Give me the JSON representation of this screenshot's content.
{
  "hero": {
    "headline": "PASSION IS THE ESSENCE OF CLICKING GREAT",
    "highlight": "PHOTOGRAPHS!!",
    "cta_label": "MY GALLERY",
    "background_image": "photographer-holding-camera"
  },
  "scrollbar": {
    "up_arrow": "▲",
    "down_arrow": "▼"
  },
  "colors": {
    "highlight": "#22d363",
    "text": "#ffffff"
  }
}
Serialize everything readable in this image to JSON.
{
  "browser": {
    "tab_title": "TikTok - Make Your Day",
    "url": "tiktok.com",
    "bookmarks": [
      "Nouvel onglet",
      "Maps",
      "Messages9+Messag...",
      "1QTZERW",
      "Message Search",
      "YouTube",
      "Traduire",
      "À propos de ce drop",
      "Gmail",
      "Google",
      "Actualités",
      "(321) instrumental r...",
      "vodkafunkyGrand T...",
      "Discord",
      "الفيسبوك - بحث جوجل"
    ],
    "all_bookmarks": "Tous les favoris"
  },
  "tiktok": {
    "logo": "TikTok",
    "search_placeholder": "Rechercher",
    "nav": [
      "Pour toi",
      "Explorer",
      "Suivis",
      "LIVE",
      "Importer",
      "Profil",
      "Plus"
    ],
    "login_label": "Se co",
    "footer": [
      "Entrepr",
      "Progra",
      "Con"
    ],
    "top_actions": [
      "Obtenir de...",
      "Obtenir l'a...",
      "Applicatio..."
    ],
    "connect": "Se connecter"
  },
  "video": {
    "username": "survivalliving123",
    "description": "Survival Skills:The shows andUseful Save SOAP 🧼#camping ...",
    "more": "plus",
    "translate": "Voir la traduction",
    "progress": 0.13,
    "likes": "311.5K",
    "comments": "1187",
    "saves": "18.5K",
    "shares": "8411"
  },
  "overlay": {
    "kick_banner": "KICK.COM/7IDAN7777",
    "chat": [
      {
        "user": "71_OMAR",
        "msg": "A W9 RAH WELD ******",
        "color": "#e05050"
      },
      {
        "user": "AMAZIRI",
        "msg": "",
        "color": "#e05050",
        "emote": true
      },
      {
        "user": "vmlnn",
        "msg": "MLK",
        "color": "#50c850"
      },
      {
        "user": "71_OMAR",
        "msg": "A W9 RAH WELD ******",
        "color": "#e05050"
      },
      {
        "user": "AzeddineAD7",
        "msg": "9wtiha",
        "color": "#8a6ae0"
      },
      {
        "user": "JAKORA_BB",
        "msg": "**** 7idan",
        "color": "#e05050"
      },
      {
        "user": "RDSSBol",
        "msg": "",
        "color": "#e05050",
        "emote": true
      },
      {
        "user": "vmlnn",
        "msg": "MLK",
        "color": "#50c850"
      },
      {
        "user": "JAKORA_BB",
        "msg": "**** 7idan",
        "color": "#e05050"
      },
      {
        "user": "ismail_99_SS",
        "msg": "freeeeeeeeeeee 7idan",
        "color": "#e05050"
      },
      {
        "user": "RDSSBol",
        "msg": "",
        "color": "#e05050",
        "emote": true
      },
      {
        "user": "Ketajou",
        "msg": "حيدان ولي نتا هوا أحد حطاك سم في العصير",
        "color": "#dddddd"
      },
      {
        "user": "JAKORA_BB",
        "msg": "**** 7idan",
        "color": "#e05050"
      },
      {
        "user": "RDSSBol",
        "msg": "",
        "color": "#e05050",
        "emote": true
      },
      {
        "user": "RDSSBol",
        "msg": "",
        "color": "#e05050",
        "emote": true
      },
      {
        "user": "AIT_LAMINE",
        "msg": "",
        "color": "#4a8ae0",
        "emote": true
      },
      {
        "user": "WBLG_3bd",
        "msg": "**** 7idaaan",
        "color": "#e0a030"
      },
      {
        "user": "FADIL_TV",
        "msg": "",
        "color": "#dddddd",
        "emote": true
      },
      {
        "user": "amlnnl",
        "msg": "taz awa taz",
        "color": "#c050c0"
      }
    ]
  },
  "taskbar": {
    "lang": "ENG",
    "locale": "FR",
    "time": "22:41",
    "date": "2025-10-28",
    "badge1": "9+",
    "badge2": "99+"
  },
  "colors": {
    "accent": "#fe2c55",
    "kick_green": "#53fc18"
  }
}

→ **Exercise directions**:
How many lines in the records above contain the word "JSON"? Reply with the number and nothing more.

→ **Result below**:
2